[GIVEN INSTRUCTION] Can the data below be set down again exactly, line for line?

____ ENTRIES SHOWN

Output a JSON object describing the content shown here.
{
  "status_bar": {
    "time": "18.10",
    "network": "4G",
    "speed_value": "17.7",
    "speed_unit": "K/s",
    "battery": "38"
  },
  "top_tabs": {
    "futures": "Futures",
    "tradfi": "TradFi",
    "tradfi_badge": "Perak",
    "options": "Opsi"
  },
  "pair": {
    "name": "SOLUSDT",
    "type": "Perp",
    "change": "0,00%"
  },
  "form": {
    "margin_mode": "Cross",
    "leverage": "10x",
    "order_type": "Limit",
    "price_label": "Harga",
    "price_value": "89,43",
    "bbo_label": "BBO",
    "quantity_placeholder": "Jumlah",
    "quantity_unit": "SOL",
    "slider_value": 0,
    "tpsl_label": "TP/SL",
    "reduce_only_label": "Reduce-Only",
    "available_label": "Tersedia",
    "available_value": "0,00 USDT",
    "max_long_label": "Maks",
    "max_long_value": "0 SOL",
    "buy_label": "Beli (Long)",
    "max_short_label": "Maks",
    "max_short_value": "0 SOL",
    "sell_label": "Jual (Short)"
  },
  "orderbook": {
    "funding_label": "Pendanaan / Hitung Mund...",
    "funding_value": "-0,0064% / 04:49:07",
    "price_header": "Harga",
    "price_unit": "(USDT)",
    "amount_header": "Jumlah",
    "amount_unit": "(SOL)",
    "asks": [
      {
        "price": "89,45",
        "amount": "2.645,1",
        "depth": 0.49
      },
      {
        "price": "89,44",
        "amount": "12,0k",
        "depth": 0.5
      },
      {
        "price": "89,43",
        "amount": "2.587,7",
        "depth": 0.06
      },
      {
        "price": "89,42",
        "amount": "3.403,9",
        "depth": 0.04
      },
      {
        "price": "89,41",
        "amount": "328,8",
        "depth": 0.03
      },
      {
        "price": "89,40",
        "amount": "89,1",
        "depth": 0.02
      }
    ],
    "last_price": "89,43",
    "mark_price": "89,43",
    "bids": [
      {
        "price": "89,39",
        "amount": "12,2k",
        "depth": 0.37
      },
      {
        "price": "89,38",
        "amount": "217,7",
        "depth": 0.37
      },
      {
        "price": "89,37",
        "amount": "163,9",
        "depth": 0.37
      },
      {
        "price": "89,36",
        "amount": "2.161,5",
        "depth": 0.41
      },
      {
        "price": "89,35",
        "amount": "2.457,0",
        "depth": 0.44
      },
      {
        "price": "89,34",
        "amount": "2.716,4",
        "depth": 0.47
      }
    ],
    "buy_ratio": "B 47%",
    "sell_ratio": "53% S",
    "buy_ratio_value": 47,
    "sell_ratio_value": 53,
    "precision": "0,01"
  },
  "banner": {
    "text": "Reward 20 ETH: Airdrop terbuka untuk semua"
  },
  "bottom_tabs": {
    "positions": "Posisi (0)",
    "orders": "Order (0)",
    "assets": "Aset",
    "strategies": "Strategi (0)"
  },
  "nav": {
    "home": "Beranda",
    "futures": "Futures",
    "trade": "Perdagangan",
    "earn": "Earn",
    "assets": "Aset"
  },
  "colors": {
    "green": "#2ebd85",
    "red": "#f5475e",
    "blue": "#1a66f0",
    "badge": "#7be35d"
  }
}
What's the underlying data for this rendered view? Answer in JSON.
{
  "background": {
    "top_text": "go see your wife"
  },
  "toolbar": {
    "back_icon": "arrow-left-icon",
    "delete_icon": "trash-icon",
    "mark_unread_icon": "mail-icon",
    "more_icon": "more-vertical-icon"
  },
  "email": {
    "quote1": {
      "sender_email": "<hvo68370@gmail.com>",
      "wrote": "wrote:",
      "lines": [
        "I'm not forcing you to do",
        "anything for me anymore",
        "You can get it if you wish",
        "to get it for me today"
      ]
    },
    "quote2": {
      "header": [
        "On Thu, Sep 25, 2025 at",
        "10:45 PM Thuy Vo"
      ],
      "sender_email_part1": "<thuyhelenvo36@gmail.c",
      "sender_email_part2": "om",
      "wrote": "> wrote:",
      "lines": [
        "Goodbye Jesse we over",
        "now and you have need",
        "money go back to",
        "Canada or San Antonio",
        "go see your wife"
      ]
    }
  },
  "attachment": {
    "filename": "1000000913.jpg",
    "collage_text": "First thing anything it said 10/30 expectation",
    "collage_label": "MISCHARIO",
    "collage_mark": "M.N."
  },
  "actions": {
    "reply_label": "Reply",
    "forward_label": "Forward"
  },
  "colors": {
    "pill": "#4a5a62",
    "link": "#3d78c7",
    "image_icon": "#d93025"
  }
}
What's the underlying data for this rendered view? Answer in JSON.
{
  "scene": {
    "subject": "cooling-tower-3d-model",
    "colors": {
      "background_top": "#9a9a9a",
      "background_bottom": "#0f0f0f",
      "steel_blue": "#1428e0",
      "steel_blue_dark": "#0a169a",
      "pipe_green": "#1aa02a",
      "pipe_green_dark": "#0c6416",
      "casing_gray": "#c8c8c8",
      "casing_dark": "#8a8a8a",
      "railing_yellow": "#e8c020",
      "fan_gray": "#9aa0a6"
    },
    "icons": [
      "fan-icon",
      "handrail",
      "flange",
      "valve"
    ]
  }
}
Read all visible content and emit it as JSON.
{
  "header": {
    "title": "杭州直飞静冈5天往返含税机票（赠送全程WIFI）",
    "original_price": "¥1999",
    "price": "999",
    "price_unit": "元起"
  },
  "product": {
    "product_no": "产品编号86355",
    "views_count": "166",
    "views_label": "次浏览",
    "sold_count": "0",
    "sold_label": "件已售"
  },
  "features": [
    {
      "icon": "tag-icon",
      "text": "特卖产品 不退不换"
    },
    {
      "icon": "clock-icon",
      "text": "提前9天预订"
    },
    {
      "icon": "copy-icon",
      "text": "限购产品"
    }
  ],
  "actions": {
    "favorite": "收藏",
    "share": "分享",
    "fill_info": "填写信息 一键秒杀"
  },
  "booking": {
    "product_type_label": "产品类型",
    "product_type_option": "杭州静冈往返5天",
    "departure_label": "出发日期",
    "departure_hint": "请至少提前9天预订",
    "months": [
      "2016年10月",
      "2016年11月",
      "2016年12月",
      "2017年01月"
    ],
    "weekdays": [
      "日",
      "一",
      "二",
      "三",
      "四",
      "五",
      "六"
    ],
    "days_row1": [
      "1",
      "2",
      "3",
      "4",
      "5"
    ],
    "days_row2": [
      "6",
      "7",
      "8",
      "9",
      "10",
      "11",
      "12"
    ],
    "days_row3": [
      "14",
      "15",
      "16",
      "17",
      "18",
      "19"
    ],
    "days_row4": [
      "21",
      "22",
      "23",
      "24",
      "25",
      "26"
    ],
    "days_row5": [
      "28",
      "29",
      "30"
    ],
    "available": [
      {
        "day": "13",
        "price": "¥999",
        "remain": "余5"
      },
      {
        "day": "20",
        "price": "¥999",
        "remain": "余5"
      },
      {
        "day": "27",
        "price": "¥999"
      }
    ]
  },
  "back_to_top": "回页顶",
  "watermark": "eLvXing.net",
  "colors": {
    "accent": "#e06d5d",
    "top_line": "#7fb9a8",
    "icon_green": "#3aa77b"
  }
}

________

[WRITTEN REPLY]
Output a JSON object describing the content shown here.
{
  "status_bar": {
    "time": "18.10",
    "network": "4G",
    "speed_value": "17.7",
    "speed_unit": "K/s",
    "battery": "38"
  },
  "top_tabs": {
    "futures": "Futures",
    "tradfi": "TradFi",
    "tradfi_badge": "Perak",
    "options": "Opsi"
  },
  "pair": {
    "name": "SOLUSDT",
    "type": "Perp",
    "change": "0,00%"
  },
  "form": {
    "margin_mode": "Cross",
    "leverage": "10x",
    "order_type": "Limit",
    "price_label": "Harga",
    "price_value": "89,43",
    "bbo_label": "BBO",
    "quantity_placeholder": "Jumlah",
    "quantity_unit": "SOL",
    "slider_value": 0,
    "tpsl_label": "TP/SL",
    "reduce_only_label": "Reduce-Only",
    "available_label": "Tersedia",
    "available_value": "0,00 USDT",
    "max_long_label": "Maks",
    "max_long_value": "0 SOL",
    "buy_label": "Beli (Long)",
    "max_short_label": "Maks",
    "max_short_value": "0 SOL",
    "sell_label": "Jual (Short)"
  },
  "orderbook": {
    "funding_label": "Pendanaan / Hitung Mund...",
    "funding_value": "-0,0064% / 04:49:07",
    "price_header": "Harga",
    "price_unit": "(USDT)",
    "amount_header": "Jumlah",
    "amount_unit": "(SOL)",
    "asks": [
      {
        "price": "89,45",
        "amount": "2.645,1",
        "depth": 0.49
      },
      {
        "price": "89,44",
        "amount": "12,0k",
        "depth": 0.5
      },
      {
        "price": "89,43",
        "amount": "2.587,7",
        "depth": 0.06
      },
      {
        "price": "89,42",
        "amount": "3.403,9",
        "depth": 0.04
      },
      {
        "price": "89,41",
        "amount": "328,8",
        "depth": 0.03
      },
      {
        "price": "89,40",
        "amount": "89,1",
        "depth": 0.02
      }
    ],
    "last_price": "89,43",
    "mark_price": "89,43",
    "bids": [
      {
        "price": "89,39",
        "amount": "12,2k",
        "depth": 0.37
      },
      {
        "price": "89,38",
        "amount": "217,7",
        "depth": 0.37
      },
      {
        "price": "89,37",
        "amount": "163,9",
        "depth": 0.37
      },
      {
        "price": "89,36",
        "amount": "2.161,5",
        "depth": 0.41
      },
      {
        "price": "89,35",
        "amount": "2.457,0",
        "depth": 0.44
      },
      {
        "price": "89,34",
        "amount": "2.716,4",
        "depth": 0.47
      }
    ],
    "buy_ratio": "B 47%",
    "sell_ratio": "53% S",
    "buy_ratio_value": 47,
    "sell_ratio_value": 53,
    "precision": "0,01"
  },
  "banner": {
    "text": "Reward 20 ETH: Airdrop terbuka untuk semua"
  },
  "bottom_tabs": {
    "positions": "Posisi (0)",
    "orders": "Order (0)",
    "assets": "Aset",
    "strategies": "Strategi (0)"
  },
  "nav": {
    "home": "Beranda",
    "futures": "Futures",
    "trade": "Perdagangan",
    "earn": "Earn",
    "assets": "Aset"
  },
  "colors": {
    "green": "#2ebd85",
    "red": "#f5475e",
    "blue": "#1a66f0",
    "badge": "#7be35d"
  }
}
What's the underlying data for this rendered view? Answer in JSON.
{
  "background": {
    "top_text": "go see your wife"
  },
  "toolbar": {
    "back_icon": "arrow-left-icon",
    "delete_icon": "trash-icon",
    "mark_unread_icon": "mail-icon",
    "more_icon": "more-vertical-icon"
  },
  "email": {
    "quote1": {
      "sender_email": "<hvo68370@gmail.com>",
      "wrote": "wrote:",
      "lines": [
        "I'm not forcing you to do",
        "anything for me anymore",
        "You can get it if you wish",
        "to get it for me today"
      ]
    },
    "quote2": {
      "header": [
        "On Thu, Sep 25, 2025 at",
        "10:45 PM Thuy Vo"
      ],
      "sender_email_part1": "<thuyhelenvo36@gmail.c",
      "sender_email_part2": "om",
      "wrote": "> wrote:",
      "lines": [
        "Goodbye Jesse we over",
        "now and you have need",
        "money go back to",
        "Canada or San Antonio",
        "go see your wife"
      ]
    }
  },
  "attachment": {
    "filename": "1000000913.jpg",
    "collage_text": "First thing anything it said 10/30 expectation",
    "collage_label": "MISCHARIO",
    "collage_mark": "M.N."
  },
  "actions": {
    "reply_label": "Reply",
    "forward_label": "Forward"
  },
  "colors": {
    "pill": "#4a5a62",
    "link": "#3d78c7",
    "image_icon": "#d93025"
  }
}
What's the underlying data for this rendered view? Answer in JSON.
{
  "scene": {
    "subject": "cooling-tower-3d-model",
    "colors": {
      "background_top": "#9a9a9a",
      "background_bottom": "#0f0f0f",
      "steel_blue": "#1428e0",
      "steel_blue_dark": "#0a169a",
      "pipe_green": "#1aa02a",
      "pipe_green_dark": "#0c6416",
      "casing_gray": "#c8c8c8",
      "casing_dark": "#8a8a8a",
      "railing_yellow": "#e8c020",
      "fan_gray": "#9aa0a6"
    },
    "icons": [
      "fan-icon",
      "handrail",
      "flange",
      "valve"
    ]
  }
}
Read all visible content and emit it as JSON.
{
  "header": {
    "title": "杭州直飞静冈5天往返含税机票（赠送全程WIFI）",
    "original_price": "¥1999",
    "price": "999",
    "price_unit": "元起"
  },
  "product": {
    "product_no": "产品编号86355",
    "views_count": "166",
    "views_label": "次浏览",
    "sold_count": "0",
    "sold_label": "件已售"
  },
  "features": [
    {
      "icon": "tag-icon",
      "text": "特卖产品 不退不换"
    },
    {
      "icon": "clock-icon",
      "text": "提前9天预订"
    },
    {
      "icon": "copy-icon",
      "text": "限购产品"
    }
  ],
  "actions": {
    "favorite": "收藏",
    "share": "分享",
    "fill_info": "填写信息 一键秒杀"
  },
  "booking": {
    "product_type_label": "产品类型",
    "product_type_option": "杭州静冈往返5天",
    "departure_label": "出发日期",
    "departure_hint": "请至少提前9天预订",
    "months": [
      "2016年10月",
      "2016年11月",
      "2016年12月",
      "2017年01月"
    ],
    "weekdays": [
      "日",
      "一",
      "二",
      "三",
      "四",
      "五",
      "六"
    ],
    "days_row1": [
      "1",
      "2",
      "3",
      "4",
      "5"
    ],
    "days_row2": [
      "6",
      "7",
      "8",
      "9",
      "10",
      "11",
      "12"
    ],
    "days_row3": [
      "14",
      "15",
      "16",
      "17",
      "18",
      "19"
    ],
    "days_row4": [
      "21",
      "22",
      "23",
      "24",
      "25",
      "26"
    ],
    "days_row5": [
      "28",
      "29",
      "30"
    ],
    "available": [
      {
        "day": "13",
        "price": "¥999",
        "remain": "余5"
      },
      {
        "day": "20",
        "price": "¥999",
        "remain": "余5"
      },
      {
        "day": "27",
        "price": "¥999"
      }
    ]
  },
  "back_to_top": "回页顶",
  "watermark": "eLvXing.net",
  "colors": {
    "accent": "#e06d5d",
    "top_line": "#7fb9a8",
    "icon_green": "#3aa77b"
  }
}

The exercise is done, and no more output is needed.